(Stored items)
[Start]

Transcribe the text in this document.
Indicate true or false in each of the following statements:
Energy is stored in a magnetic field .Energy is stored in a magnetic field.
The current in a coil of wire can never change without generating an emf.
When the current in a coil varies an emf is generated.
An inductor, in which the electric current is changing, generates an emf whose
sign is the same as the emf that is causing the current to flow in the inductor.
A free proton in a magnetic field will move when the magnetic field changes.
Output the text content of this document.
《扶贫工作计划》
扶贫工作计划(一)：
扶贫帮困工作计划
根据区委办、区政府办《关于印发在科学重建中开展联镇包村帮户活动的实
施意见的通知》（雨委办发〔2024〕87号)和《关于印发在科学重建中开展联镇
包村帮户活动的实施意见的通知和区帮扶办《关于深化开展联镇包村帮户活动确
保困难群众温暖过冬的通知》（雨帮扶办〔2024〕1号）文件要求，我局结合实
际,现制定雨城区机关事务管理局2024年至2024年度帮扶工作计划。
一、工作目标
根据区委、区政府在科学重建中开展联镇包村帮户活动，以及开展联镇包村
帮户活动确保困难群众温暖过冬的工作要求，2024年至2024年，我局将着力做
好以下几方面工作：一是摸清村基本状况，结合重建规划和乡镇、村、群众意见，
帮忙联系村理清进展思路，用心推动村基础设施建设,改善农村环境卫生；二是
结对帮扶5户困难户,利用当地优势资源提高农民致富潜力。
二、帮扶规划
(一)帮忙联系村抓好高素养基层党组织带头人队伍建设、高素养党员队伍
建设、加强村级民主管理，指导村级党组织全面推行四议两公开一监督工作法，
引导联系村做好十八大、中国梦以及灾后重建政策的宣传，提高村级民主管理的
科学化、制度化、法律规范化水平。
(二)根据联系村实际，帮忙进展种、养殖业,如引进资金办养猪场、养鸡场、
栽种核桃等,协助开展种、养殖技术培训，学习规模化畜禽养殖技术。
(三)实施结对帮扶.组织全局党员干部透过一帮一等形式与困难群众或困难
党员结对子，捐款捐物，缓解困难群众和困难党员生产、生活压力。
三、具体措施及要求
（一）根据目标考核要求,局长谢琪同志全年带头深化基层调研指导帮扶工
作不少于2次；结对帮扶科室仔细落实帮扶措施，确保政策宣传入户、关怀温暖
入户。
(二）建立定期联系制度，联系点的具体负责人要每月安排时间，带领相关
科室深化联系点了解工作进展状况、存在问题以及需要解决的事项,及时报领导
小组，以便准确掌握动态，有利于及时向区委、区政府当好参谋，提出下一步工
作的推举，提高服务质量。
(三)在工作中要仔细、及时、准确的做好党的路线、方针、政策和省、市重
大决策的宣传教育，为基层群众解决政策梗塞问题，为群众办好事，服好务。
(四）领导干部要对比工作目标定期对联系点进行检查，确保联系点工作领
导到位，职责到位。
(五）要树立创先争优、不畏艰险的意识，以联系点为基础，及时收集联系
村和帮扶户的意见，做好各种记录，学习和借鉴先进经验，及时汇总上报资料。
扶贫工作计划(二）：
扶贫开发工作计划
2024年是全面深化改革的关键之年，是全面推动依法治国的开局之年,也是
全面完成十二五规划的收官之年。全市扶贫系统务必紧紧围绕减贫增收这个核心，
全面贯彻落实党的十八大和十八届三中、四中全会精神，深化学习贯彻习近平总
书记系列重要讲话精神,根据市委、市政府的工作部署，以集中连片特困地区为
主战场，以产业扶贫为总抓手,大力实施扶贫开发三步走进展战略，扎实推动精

[End]

• **WHAT THIS TASK INVOLVES**
For the entries above, state how many lines contain the word "text". Provide the number by itself.

• **FINISHED EXERCISE**
2